== EXTRACTED INFORMATION ==

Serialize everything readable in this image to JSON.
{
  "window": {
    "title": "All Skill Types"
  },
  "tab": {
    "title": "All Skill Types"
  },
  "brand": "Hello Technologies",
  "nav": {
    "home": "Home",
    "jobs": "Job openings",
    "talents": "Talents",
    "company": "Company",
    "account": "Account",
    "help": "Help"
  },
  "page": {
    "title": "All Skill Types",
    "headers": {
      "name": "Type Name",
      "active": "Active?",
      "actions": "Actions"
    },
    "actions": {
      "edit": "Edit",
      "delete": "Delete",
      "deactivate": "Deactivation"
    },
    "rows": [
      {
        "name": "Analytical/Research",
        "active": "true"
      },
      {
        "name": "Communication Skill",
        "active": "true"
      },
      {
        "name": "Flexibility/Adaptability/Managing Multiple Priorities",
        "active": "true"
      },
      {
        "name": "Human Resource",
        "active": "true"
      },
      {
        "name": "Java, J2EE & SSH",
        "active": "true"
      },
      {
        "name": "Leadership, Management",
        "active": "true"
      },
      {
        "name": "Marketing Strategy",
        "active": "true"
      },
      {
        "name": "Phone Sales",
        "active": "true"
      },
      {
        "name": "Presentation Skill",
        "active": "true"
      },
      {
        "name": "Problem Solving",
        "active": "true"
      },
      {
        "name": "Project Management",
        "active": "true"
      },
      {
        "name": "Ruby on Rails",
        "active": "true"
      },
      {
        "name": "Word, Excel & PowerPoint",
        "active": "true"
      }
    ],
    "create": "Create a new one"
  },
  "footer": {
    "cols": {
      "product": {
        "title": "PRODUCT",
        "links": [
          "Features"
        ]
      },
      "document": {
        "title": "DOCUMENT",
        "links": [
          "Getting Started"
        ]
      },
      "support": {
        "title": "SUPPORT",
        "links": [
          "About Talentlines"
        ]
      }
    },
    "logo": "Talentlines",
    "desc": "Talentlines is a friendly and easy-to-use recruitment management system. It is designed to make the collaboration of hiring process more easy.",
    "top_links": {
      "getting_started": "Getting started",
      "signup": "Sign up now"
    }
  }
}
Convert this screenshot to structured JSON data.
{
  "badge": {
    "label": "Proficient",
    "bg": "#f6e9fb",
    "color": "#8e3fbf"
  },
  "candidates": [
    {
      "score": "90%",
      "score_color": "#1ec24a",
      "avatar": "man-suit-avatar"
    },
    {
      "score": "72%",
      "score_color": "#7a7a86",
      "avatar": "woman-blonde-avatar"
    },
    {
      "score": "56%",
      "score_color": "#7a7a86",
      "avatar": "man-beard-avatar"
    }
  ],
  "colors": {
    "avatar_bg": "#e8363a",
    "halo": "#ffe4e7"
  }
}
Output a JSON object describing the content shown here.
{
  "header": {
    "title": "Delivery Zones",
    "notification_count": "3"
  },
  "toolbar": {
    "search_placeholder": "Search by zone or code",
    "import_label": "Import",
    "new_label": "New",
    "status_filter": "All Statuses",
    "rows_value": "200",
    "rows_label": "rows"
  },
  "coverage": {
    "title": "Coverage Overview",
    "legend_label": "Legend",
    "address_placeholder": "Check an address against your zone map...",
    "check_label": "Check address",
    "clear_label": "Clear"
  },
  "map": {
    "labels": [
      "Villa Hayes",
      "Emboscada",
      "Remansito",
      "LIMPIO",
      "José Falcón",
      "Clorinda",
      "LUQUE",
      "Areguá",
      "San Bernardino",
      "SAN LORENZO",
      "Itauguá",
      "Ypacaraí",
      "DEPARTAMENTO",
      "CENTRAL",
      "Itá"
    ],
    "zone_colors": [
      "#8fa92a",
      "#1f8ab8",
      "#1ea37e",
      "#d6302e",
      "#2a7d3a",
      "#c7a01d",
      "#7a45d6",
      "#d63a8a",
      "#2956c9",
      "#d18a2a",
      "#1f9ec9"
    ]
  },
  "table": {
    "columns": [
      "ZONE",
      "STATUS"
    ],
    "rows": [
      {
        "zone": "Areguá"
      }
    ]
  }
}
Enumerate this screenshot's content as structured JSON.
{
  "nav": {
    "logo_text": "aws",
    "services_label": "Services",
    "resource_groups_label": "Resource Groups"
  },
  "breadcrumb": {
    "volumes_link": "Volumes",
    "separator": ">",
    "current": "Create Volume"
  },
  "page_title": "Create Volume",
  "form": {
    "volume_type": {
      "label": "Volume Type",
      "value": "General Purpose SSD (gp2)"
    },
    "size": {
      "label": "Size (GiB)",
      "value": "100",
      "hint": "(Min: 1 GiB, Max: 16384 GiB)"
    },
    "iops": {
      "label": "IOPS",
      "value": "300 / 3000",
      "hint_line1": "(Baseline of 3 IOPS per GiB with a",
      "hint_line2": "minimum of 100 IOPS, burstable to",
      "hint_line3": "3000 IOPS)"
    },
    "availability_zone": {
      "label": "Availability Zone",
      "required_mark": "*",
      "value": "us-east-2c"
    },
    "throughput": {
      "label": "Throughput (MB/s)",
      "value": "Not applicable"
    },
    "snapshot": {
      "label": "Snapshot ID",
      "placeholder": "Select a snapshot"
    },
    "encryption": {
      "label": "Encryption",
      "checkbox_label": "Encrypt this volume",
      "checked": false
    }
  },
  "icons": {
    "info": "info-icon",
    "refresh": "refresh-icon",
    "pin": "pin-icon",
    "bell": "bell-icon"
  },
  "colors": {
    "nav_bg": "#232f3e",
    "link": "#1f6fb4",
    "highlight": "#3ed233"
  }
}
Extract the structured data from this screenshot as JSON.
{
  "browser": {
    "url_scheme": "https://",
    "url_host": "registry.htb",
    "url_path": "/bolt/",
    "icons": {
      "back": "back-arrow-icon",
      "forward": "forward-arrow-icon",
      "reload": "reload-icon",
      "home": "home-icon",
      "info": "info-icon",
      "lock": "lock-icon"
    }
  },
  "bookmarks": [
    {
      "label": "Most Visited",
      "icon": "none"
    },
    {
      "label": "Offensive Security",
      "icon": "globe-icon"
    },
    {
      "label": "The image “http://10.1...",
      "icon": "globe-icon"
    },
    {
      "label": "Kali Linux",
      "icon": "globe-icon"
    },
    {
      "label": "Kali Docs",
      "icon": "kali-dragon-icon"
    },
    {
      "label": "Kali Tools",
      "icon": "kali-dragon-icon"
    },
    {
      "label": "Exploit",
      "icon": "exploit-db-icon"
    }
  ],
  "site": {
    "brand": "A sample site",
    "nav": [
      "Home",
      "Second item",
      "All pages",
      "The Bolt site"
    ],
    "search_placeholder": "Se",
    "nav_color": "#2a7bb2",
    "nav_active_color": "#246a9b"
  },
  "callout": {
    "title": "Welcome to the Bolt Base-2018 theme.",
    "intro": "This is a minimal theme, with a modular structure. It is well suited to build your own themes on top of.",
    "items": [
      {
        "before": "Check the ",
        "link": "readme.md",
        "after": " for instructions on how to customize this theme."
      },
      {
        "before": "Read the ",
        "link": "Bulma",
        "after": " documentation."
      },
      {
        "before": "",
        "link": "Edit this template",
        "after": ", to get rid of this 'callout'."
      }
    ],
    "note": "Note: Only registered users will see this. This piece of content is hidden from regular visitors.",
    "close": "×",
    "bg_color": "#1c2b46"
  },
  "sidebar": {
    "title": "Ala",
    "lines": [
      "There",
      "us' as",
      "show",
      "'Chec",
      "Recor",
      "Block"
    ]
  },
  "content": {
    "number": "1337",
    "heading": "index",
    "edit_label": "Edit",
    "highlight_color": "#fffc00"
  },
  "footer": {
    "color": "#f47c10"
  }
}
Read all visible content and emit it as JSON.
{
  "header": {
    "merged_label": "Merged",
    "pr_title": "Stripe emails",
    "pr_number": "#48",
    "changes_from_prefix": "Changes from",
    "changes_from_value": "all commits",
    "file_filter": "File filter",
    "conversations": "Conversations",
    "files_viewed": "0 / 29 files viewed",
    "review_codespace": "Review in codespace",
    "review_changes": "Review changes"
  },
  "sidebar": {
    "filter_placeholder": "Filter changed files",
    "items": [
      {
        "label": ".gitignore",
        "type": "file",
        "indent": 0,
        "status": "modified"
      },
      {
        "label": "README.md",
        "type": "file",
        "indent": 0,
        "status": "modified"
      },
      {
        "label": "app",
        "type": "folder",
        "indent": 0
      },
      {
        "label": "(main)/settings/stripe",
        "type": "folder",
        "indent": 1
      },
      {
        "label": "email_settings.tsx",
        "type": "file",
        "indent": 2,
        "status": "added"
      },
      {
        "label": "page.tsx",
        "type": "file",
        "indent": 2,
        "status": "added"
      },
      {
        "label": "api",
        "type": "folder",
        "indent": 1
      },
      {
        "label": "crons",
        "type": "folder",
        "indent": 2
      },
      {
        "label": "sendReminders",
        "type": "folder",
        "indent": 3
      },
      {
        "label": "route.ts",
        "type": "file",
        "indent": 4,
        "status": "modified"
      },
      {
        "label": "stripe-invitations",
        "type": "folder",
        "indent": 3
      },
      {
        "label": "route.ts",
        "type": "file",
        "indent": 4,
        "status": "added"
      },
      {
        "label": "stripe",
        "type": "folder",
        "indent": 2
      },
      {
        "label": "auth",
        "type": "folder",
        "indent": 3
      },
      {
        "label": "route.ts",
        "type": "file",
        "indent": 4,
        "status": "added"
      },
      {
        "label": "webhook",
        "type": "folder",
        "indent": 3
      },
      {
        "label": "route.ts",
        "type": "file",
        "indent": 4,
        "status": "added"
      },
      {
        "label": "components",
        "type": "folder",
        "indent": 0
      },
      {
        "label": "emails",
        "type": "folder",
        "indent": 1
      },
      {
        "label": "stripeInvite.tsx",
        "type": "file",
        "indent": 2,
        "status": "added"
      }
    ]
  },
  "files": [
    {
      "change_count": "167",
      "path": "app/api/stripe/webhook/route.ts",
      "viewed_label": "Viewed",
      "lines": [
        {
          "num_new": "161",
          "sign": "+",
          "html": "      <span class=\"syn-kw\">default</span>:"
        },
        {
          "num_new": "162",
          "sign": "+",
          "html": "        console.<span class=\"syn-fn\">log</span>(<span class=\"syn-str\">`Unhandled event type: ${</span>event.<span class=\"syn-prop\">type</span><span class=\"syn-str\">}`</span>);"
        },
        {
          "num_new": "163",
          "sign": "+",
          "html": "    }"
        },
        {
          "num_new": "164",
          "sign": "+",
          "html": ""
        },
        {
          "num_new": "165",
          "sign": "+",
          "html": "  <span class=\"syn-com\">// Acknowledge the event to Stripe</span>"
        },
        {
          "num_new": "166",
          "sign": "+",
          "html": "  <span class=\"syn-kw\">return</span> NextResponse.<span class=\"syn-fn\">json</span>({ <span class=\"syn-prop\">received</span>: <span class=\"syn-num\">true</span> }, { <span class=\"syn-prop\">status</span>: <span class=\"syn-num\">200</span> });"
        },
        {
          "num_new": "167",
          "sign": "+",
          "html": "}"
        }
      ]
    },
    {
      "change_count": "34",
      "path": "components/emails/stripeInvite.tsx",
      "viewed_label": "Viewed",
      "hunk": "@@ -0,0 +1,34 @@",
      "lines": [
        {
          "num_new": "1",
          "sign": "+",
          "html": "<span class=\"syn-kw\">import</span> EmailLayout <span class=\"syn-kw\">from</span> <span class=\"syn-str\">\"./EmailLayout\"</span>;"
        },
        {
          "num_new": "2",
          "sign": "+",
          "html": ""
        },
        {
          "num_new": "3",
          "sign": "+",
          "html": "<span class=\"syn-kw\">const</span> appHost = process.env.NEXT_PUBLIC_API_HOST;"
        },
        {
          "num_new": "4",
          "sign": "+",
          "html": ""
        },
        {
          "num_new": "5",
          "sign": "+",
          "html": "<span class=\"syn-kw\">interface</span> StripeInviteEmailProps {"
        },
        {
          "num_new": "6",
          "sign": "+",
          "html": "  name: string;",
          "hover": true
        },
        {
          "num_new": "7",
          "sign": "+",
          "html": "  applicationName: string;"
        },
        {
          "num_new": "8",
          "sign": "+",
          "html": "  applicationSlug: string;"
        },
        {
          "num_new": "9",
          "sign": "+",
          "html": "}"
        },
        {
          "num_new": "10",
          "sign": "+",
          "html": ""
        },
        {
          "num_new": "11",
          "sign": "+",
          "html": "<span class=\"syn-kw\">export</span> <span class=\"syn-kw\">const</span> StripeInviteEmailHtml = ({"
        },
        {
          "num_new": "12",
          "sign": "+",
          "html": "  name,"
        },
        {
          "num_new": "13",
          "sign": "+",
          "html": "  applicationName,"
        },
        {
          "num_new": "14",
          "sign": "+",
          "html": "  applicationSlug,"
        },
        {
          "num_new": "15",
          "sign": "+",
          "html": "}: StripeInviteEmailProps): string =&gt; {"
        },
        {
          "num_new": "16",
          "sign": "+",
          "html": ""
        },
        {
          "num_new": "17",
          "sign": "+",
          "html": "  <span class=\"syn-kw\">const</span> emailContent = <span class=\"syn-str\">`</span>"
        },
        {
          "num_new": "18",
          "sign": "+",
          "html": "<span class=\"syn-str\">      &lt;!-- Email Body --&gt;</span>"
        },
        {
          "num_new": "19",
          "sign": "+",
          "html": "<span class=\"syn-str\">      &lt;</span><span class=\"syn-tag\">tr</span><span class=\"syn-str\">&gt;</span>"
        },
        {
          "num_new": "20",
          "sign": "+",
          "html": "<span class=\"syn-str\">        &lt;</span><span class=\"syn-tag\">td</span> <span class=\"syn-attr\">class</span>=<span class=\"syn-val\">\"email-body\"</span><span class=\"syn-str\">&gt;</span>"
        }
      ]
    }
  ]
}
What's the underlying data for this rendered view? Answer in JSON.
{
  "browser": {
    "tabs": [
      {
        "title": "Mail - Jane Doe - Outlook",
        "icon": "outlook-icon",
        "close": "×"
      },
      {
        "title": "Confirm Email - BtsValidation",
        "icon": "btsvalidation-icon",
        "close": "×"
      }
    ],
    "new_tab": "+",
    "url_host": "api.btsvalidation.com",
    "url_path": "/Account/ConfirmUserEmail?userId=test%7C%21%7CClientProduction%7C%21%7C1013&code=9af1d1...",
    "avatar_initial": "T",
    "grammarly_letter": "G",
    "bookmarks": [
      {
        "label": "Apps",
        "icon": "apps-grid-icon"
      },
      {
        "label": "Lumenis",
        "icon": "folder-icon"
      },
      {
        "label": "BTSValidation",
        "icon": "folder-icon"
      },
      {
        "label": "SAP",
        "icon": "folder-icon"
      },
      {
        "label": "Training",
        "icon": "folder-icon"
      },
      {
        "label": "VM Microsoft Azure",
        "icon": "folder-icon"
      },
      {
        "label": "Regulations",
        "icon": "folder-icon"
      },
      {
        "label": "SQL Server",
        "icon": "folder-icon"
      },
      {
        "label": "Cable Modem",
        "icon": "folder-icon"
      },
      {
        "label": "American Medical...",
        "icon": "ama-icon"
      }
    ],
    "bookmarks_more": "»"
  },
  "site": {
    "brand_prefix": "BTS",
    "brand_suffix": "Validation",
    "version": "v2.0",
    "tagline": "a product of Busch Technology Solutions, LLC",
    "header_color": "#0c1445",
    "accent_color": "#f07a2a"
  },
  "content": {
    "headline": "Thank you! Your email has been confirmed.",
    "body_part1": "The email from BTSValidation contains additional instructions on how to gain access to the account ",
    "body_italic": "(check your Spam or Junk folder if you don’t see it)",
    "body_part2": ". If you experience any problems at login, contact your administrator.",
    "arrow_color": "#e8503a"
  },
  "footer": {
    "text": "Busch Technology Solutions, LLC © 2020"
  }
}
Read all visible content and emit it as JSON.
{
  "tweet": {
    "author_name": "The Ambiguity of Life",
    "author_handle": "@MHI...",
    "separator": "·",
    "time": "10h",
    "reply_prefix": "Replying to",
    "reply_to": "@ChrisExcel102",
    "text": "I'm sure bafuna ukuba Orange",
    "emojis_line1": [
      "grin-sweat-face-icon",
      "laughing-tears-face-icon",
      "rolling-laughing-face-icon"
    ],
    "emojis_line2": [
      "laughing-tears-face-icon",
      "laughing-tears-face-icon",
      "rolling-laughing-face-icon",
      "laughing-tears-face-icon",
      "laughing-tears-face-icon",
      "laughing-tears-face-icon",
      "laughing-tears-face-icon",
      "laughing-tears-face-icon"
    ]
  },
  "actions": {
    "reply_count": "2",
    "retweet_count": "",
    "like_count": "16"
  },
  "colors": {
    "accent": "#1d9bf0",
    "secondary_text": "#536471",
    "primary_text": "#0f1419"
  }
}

===

## SET TASK
Report how many lines in the listing above include the word "StripeInviteEmailProps". Give nothing but the number.

## RESULT OF THE EXERCISE
2